JOB: Would you output the whole listing below, exactly as it reads?

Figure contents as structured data
** BEGIN **

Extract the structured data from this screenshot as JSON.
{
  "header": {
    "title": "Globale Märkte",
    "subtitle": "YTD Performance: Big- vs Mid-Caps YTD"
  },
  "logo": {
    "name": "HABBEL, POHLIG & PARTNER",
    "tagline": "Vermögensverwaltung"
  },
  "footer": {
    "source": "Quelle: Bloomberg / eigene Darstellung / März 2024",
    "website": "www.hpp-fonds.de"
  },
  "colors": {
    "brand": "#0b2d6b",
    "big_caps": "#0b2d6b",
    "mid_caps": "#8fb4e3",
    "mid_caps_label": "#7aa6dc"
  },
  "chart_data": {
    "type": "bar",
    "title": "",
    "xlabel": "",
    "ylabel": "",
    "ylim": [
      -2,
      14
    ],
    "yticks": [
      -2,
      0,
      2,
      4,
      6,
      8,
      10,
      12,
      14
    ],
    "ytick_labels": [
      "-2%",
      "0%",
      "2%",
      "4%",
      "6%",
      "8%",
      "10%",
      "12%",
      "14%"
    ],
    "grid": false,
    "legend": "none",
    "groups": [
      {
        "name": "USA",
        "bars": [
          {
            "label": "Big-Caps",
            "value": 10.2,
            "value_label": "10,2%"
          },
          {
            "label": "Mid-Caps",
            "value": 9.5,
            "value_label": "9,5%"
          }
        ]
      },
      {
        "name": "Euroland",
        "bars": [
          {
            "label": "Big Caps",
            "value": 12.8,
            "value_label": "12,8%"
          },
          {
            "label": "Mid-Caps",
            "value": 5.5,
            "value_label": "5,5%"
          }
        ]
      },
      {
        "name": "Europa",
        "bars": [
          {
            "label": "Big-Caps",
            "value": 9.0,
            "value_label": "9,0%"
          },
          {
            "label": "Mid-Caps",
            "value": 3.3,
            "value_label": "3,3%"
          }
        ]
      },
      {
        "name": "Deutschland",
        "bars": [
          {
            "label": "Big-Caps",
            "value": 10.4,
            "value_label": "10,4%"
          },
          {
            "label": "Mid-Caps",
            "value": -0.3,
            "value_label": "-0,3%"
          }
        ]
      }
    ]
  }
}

** END **

RESULT:
Extract the structured data from this screenshot as JSON.
{
  "header": {
    "title": "Globale Märkte",
    "subtitle": "YTD Performance: Big- vs Mid-Caps YTD"
  },
  "logo": {
    "name": "HABBEL, POHLIG & PARTNER",
    "tagline": "Vermögensverwaltung"
  },
  "footer": {
    "source": "Quelle: Bloomberg / eigene Darstellung / März 2024",
    "website": "www.hpp-fonds.de"
  },
  "colors": {
    "brand": "#0b2d6b",
    "big_caps": "#0b2d6b",
    "mid_caps": "#8fb4e3",
    "mid_caps_label": "#7aa6dc"
  },
  "chart_data": {
    "type": "bar",
    "title": "",
    "xlabel": "",
    "ylabel": "",
    "ylim": [
      -2,
      14
    ],
    "yticks": [
      -2,
      0,
      2,
      4,
      6,
      8,
      10,
      12,
      14
    ],
    "ytick_labels": [
      "-2%",
      "0%",
      "2%",
      "4%",
      "6%",
      "8%",
      "10%",
      "12%",
      "14%"
    ],
    "grid": false,
    "legend": "none",
    "groups": [
      {
        "name": "USA",
        "bars": [
          {
            "label": "Big-Caps",
            "value": 10.2,
            "value_label": "10,2%"
          },
          {
            "label": "Mid-Caps",
            "value": 9.5,
            "value_label": "9,5%"
          }
        ]
      },
      {
        "name": "Euroland",
        "bars": [
          {
            "label": "Big Caps",
            "value": 12.8,
            "value_label": "12,8%"
          },
          {
            "label": "Mid-Caps",
            "value": 5.5,
            "value_label": "5,5%"
          }
        ]
      },
      {
        "name": "Europa",
        "bars": [
          {
            "label": "Big-Caps",
            "value": 9.0,
            "value_label": "9,0%"
          },
          {
            "label": "Mid-Caps",
            "value": 3.3,
            "value_label": "3,3%"
          }
        ]
      },
      {
        "name": "Deutschland",
        "bars": [
          {
            "label": "Big-Caps",
            "value": 10.4,
            "value_label": "10,4%"
          },
          {
            "label": "Mid-Caps",
            "value": -0.3,
            "value_label": "-0,3%"
          }
        ]
      }
    ]
  }
}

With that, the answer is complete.